(Exercise details):
I need only the number of lines in this data that contain the string "Rewiring".

######

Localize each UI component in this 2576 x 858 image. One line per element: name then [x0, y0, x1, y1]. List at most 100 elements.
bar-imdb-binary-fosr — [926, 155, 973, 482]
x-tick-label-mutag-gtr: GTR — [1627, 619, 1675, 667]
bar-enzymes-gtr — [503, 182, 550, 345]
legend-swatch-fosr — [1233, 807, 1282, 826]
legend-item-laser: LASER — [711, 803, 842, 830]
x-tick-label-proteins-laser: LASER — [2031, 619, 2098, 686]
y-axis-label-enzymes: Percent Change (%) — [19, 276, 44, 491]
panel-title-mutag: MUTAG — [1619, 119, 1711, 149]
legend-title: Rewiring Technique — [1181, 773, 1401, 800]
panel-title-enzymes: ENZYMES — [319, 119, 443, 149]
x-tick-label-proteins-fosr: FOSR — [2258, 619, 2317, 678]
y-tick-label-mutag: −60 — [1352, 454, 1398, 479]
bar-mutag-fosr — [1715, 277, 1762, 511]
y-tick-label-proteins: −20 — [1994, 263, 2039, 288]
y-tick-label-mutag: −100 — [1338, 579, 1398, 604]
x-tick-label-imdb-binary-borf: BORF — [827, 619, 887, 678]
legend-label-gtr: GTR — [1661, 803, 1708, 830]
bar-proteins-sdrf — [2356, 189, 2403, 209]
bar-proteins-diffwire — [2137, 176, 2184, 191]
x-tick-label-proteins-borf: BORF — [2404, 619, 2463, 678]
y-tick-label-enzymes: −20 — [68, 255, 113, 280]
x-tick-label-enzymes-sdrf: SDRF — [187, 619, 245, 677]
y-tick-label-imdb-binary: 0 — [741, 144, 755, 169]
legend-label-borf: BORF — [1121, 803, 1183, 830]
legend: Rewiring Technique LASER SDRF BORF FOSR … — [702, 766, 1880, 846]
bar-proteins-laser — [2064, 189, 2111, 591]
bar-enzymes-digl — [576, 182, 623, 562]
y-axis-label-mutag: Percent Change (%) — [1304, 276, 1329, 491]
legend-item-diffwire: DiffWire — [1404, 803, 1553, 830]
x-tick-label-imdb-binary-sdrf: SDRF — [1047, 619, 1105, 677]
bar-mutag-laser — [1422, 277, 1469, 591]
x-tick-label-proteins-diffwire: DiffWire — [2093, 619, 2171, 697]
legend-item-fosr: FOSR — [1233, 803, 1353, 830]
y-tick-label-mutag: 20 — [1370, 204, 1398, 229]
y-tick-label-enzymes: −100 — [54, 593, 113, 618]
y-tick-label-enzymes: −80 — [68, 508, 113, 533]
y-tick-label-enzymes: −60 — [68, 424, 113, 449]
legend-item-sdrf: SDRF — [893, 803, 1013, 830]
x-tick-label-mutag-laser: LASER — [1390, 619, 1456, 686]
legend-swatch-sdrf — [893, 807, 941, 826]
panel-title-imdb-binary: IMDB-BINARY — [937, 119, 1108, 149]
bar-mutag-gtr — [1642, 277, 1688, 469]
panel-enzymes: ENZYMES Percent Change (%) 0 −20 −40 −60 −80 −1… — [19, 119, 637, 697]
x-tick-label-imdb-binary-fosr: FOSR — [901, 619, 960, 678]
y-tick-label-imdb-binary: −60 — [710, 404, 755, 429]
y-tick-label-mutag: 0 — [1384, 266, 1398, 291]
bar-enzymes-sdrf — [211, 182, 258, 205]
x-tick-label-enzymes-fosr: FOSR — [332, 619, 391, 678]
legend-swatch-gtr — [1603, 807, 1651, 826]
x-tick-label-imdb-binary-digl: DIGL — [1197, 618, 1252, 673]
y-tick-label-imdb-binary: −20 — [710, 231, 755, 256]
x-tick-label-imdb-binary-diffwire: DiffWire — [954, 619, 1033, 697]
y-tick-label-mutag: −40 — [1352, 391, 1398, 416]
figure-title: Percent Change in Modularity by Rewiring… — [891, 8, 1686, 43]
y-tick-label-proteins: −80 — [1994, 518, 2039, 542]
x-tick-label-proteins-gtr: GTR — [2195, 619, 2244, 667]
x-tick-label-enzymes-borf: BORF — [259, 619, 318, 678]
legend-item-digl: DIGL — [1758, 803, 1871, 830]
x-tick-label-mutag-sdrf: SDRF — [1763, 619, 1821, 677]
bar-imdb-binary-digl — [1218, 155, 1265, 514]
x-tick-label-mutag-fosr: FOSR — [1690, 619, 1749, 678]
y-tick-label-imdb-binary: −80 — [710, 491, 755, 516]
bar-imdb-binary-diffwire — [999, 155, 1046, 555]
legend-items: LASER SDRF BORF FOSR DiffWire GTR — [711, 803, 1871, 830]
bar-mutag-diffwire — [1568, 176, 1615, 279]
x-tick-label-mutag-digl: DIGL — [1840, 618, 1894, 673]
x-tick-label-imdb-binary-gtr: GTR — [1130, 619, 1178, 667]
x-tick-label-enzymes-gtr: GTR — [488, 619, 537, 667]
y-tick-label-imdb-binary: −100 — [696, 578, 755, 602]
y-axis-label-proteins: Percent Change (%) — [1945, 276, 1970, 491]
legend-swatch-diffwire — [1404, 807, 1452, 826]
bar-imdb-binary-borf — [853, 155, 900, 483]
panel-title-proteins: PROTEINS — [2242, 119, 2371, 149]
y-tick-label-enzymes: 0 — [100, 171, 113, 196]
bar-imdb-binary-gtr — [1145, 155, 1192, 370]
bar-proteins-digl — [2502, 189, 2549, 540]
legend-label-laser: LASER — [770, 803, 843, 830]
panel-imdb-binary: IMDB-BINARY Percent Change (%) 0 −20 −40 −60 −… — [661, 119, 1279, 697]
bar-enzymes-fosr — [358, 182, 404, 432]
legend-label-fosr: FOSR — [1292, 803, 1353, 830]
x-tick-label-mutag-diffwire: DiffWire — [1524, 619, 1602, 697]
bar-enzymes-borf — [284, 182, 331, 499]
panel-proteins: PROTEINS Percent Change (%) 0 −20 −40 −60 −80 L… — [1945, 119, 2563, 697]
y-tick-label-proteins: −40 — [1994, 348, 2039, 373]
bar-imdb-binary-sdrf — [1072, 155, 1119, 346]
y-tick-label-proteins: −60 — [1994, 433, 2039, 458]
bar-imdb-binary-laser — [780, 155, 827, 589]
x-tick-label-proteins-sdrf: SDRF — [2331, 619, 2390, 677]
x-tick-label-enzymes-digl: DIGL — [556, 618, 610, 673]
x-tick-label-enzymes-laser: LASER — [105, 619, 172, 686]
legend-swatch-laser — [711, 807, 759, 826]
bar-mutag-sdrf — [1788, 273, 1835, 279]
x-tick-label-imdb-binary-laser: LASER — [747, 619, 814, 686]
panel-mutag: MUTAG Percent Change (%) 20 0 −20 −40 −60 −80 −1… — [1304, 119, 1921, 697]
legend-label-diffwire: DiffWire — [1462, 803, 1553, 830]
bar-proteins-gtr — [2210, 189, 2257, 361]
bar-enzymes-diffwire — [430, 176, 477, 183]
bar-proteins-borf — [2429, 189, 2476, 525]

######

(Answer space):
3